▶ _INSTRUCTIE BIJ OPDRACHT_: Schrijf een vervolg op de tekst over de onafhankelijkheid van onderzoek in opdracht van overheid of private partijen, aansluitend op de laatste zin.

De Gedragscode Integriteit Rijk is glashelder als het gaat om de rol van de overheid als opdrachtgever: de onderzoeker moet in alle veiligheid en onafhankelijkheid zijn/haar werk kunnen doen en de opdrachtgever dient niet te sturen op de uitkomst van het onderzoek, ook niet als het onderzoek politiek-maatschappelijk tot een minder gewenste uitkomst leidt. Datzelfde geldt voor onderzoek dat wordt verricht in opdracht van een private partij. Een belangrijk element van de nieuwe Nederlandse gedragscode wetenschappelijke integriteit is de zorgplicht van de instellingen om hun onderzoekers in bescherming nemen tegen beïnvloeding op basis van buiten-wetenschappelijke belangen, argumenten of voorkeuren. Hiermee is de wetenschappelijke waarheidsvinding voldoende gewaarborgd.

Gegevensrijen
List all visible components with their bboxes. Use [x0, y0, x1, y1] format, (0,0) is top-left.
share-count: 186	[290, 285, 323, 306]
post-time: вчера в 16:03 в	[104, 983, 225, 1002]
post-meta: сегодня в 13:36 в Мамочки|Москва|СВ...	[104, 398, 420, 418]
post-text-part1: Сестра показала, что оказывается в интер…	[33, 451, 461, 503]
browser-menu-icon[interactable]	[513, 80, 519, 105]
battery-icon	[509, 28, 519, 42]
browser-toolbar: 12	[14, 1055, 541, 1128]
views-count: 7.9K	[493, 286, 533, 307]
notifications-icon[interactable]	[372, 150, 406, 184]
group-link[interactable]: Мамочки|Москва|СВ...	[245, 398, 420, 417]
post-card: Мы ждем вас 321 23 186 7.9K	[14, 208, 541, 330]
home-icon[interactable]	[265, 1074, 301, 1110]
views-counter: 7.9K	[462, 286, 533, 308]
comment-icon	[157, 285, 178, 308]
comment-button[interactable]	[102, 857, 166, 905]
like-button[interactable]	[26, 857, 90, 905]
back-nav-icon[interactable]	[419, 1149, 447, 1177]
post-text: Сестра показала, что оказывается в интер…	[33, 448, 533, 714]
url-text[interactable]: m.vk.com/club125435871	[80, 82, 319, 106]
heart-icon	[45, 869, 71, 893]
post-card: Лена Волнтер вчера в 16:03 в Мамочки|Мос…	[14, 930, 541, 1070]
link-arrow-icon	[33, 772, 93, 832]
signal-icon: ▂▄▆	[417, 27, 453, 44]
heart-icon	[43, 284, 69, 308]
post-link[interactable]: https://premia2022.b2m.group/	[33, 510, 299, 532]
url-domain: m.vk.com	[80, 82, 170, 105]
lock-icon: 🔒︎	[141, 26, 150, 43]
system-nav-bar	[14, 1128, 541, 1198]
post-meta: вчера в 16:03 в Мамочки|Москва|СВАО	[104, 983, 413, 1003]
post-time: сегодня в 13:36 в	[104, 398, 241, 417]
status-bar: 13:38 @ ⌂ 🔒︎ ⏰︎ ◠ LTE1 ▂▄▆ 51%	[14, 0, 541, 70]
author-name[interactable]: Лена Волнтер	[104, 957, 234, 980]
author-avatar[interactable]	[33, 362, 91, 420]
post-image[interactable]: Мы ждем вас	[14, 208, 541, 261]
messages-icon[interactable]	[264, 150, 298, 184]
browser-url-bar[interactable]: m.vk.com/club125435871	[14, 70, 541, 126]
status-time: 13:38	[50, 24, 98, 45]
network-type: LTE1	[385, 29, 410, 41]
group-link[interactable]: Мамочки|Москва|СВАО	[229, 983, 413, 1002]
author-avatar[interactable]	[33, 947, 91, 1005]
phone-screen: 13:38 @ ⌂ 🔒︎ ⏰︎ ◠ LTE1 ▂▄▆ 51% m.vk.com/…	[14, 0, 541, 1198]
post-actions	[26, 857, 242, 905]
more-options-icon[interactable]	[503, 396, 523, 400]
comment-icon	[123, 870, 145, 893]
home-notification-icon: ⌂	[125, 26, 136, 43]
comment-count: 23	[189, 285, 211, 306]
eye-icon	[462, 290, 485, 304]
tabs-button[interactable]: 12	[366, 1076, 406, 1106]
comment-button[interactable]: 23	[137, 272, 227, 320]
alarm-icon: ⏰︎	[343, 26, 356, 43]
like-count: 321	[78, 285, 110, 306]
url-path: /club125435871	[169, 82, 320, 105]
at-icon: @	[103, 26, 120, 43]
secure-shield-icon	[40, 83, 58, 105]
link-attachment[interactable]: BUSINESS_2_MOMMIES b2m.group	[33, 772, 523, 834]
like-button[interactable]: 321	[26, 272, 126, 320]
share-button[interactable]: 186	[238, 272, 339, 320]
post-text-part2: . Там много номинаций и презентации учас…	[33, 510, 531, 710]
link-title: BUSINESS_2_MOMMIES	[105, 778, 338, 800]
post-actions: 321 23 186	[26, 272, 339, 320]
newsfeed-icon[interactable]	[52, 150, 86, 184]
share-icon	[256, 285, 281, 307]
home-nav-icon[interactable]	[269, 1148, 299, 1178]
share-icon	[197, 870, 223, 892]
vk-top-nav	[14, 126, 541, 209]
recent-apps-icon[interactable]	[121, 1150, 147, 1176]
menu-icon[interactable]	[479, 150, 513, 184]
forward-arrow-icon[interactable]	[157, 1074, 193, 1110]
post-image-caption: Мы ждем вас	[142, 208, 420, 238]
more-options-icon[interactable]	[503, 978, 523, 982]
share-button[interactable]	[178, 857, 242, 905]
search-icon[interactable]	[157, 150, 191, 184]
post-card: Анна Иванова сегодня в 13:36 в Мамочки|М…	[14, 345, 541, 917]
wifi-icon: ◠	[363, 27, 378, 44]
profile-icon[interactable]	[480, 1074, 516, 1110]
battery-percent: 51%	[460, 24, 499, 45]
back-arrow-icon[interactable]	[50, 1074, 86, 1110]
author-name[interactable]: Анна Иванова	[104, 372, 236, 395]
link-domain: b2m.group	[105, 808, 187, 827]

▶ _UITVOER VAN OPDRACHT_:
Wat is uw reactie op de in het artikel geuite kritiek op de onduidelijke verhoudingen tussen bedrijf en onderzoeker, als gevolg van co-financiering vanuit het bedrijfsleven?6
De nieuwe Nederlandse gedragscode wetenschappelijke integriteit geldt voor wetenschappelijk onderzoek in den brede. Dit omvat zowel publiek als privaat gefinancierd en zowel fundamenteel als toegepast en praktijkgericht onderzoek. Daarmee bestaat er helderheid over de normen die gelden bij co-financiering.
Erkent u dat bedrijven via co-financiering veel invloed hebben op de vraagstelling? Zo nee, waarom niet?
Ja, bij samenwerking tussen onderzoeker(s) en bedrijfsleven en/of overheid is er vaak sprake van het gezamenlijk formuleren van de onderzoeksvraag. Zie ook het antwoord op vraag 5.
Zoals aangegeven heeft dat positieve effecten op de kennisontwikkeling in Nederland. Daarbij geldt dat er te allen tijde voldoende ruimte voor onderzoekers moet zijn om eigenstandig onderzoeksvragen te formuleren, zonder invloed van buiten-wetenschappelijke partijen. Daarom is het essentieel dat de directe financiering van onderzoek aan de universiteiten via de eerste geldstroom in balans is en blijft met de andere geldstromen en dat er binnen de tweede geldstroom voldoende ruimte is en blijft voor vrij onderzoek.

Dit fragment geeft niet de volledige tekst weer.